**Your task:** Transcribe all of the material exactly.

Start Provided records

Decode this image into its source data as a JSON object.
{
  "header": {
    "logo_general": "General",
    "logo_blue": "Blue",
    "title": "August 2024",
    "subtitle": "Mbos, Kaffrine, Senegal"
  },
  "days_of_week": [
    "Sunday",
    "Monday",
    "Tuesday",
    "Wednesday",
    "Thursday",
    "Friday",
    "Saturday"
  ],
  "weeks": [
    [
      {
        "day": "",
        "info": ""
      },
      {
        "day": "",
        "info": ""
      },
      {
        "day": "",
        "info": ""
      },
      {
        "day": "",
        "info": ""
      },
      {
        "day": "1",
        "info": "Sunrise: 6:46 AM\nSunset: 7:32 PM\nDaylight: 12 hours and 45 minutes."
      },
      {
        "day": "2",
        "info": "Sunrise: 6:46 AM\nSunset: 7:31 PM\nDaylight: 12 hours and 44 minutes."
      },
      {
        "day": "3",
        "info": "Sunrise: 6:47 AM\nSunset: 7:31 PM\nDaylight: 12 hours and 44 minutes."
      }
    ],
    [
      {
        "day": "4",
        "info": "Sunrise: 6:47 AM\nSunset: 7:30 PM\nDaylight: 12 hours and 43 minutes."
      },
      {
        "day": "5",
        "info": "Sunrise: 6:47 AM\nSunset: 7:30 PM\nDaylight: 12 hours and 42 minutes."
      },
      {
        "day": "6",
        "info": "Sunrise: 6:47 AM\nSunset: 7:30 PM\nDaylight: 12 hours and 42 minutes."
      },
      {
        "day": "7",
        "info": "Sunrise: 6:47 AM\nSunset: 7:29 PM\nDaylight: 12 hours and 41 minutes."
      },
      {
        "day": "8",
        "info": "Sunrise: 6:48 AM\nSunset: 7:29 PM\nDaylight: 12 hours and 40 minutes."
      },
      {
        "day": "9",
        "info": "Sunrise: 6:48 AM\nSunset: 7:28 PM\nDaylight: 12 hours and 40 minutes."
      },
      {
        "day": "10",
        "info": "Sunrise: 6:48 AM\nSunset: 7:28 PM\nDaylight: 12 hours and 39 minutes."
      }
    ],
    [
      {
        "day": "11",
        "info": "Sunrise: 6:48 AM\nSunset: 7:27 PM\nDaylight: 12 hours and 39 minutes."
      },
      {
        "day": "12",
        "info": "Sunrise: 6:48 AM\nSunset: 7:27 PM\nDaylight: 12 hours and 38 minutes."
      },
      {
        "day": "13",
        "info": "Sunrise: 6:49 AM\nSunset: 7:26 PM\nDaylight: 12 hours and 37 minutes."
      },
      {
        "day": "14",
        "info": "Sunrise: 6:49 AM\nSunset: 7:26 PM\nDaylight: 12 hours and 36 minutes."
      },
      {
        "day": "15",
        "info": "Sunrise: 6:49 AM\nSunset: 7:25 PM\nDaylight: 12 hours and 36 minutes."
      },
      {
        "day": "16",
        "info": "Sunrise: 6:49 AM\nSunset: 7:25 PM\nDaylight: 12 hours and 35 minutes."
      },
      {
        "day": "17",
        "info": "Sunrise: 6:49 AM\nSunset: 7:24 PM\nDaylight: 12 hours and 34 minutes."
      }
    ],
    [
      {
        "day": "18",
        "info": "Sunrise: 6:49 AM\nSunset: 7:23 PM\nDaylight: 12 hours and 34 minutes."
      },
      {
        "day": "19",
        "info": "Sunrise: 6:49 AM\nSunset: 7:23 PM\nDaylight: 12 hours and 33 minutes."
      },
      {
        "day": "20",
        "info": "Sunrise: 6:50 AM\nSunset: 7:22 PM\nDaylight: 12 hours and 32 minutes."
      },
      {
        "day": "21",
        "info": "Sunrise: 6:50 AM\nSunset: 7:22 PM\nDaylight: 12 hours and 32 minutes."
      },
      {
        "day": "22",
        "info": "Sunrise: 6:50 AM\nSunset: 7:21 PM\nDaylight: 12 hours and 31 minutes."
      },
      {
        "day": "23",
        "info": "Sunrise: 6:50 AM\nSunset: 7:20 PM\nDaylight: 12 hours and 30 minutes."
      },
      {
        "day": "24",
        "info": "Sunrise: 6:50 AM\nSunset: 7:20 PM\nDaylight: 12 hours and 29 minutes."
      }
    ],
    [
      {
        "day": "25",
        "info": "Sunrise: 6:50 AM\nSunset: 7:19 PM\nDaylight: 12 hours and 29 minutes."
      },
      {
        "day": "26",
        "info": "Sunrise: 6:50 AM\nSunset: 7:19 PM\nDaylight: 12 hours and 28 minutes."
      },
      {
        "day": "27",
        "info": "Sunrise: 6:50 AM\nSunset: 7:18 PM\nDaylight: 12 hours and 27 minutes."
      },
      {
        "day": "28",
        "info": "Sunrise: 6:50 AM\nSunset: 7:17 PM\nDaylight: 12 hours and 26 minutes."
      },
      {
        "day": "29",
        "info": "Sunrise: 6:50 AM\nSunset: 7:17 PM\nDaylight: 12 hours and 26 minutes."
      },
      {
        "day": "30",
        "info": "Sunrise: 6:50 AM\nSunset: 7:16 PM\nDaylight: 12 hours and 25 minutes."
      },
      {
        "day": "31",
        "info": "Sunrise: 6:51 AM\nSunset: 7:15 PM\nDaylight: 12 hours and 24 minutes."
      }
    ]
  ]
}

End Provided records

**Answer in full:**
Decode this image into its source data as a JSON object.
{
  "header": {
    "logo_general": "General",
    "logo_blue": "Blue",
    "title": "August 2024",
    "subtitle": "Mbos, Kaffrine, Senegal"
  },
  "days_of_week": [
    "Sunday",
    "Monday",
    "Tuesday",
    "Wednesday",
    "Thursday",
    "Friday",
    "Saturday"
  ],
  "weeks": [
    [
      {
        "day": "",
        "info": ""
      },
      {
        "day": "",
        "info": ""
      },
      {
        "day": "",
        "info": ""
      },
      {
        "day": "",
        "info": ""
      },
      {
        "day": "1",
        "info": "Sunrise: 6:46 AM\nSunset: 7:32 PM\nDaylight: 12 hours and 45 minutes."
      },
      {
        "day": "2",
        "info": "Sunrise: 6:46 AM\nSunset: 7:31 PM\nDaylight: 12 hours and 44 minutes."
      },
      {
        "day": "3",
        "info": "Sunrise: 6:47 AM\nSunset: 7:31 PM\nDaylight: 12 hours and 44 minutes."
      }
    ],
    [
      {
        "day": "4",
        "info": "Sunrise: 6:47 AM\nSunset: 7:30 PM\nDaylight: 12 hours and 43 minutes."
      },
      {
        "day": "5",
        "info": "Sunrise: 6:47 AM\nSunset: 7:30 PM\nDaylight: 12 hours and 42 minutes."
      },
      {
        "day": "6",
        "info": "Sunrise: 6:47 AM\nSunset: 7:30 PM\nDaylight: 12 hours and 42 minutes."
      },
      {
        "day": "7",
        "info": "Sunrise: 6:47 AM\nSunset: 7:29 PM\nDaylight: 12 hours and 41 minutes."
      },
      {
        "day": "8",
        "info": "Sunrise: 6:48 AM\nSunset: 7:29 PM\nDaylight: 12 hours and 40 minutes."
      },
      {
        "day": "9",
        "info": "Sunrise: 6:48 AM\nSunset: 7:28 PM\nDaylight: 12 hours and 40 minutes."
      },
      {
        "day": "10",
        "info": "Sunrise: 6:48 AM\nSunset: 7:28 PM\nDaylight: 12 hours and 39 minutes."
      }
    ],
    [
      {
        "day": "11",
        "info": "Sunrise: 6:48 AM\nSunset: 7:27 PM\nDaylight: 12 hours and 39 minutes."
      },
      {
        "day": "12",
        "info": "Sunrise: 6:48 AM\nSunset: 7:27 PM\nDaylight: 12 hours and 38 minutes."
      },
      {
        "day": "13",
        "info": "Sunrise: 6:49 AM\nSunset: 7:26 PM\nDaylight: 12 hours and 37 minutes."
      },
      {
        "day": "14",
        "info": "Sunrise: 6:49 AM\nSunset: 7:26 PM\nDaylight: 12 hours and 36 minutes."
      },
      {
        "day": "15",
        "info": "Sunrise: 6:49 AM\nSunset: 7:25 PM\nDaylight: 12 hours and 36 minutes."
      },
      {
        "day": "16",
        "info": "Sunrise: 6:49 AM\nSunset: 7:25 PM\nDaylight: 12 hours and 35 minutes."
      },
      {
        "day": "17",
        "info": "Sunrise: 6:49 AM\nSunset: 7:24 PM\nDaylight: 12 hours and 34 minutes."
      }
    ],
    [
      {
        "day": "18",
        "info": "Sunrise: 6:49 AM\nSunset: 7:23 PM\nDaylight: 12 hours and 34 minutes."
      },
      {
        "day": "19",
        "info": "Sunrise: 6:49 AM\nSunset: 7:23 PM\nDaylight: 12 hours and 33 minutes."
      },
      {
        "day": "20",
        "info": "Sunrise: 6:50 AM\nSunset: 7:22 PM\nDaylight: 12 hours and 32 minutes."
      },
      {
        "day": "21",
        "info": "Sunrise: 6:50 AM\nSunset: 7:22 PM\nDaylight: 12 hours and 32 minutes."
      },
      {
        "day": "22",
        "info": "Sunrise: 6:50 AM\nSunset: 7:21 PM\nDaylight: 12 hours and 31 minutes."
      },
      {
        "day": "23",
        "info": "Sunrise: 6:50 AM\nSunset: 7:20 PM\nDaylight: 12 hours and 30 minutes."
      },
      {
        "day": "24",
        "info": "Sunrise: 6:50 AM\nSunset: 7:20 PM\nDaylight: 12 hours and 29 minutes."
      }
    ],
    [
      {
        "day": "25",
        "info": "Sunrise: 6:50 AM\nSunset: 7:19 PM\nDaylight: 12 hours and 29 minutes."
      },
      {
        "day": "26",
        "info": "Sunrise: 6:50 AM\nSunset: 7:19 PM\nDaylight: 12 hours and 28 minutes."
      },
      {
        "day": "27",
        "info": "Sunrise: 6:50 AM\nSunset: 7:18 PM\nDaylight: 12 hours and 27 minutes."
      },
      {
        "day": "28",
        "info": "Sunrise: 6:50 AM\nSunset: 7:17 PM\nDaylight: 12 hours and 26 minutes."
      },
      {
        "day": "29",
        "info": "Sunrise: 6:50 AM\nSunset: 7:17 PM\nDaylight: 12 hours and 26 minutes."
      },
      {
        "day": "30",
        "info": "Sunrise: 6:50 AM\nSunset: 7:16 PM\nDaylight: 12 hours and 25 minutes."
      },
      {
        "day": "31",
        "info": "Sunrise: 6:51 AM\nSunset: 7:15 PM\nDaylight: 12 hours and 24 minutes."
      }
    ]
  ]
}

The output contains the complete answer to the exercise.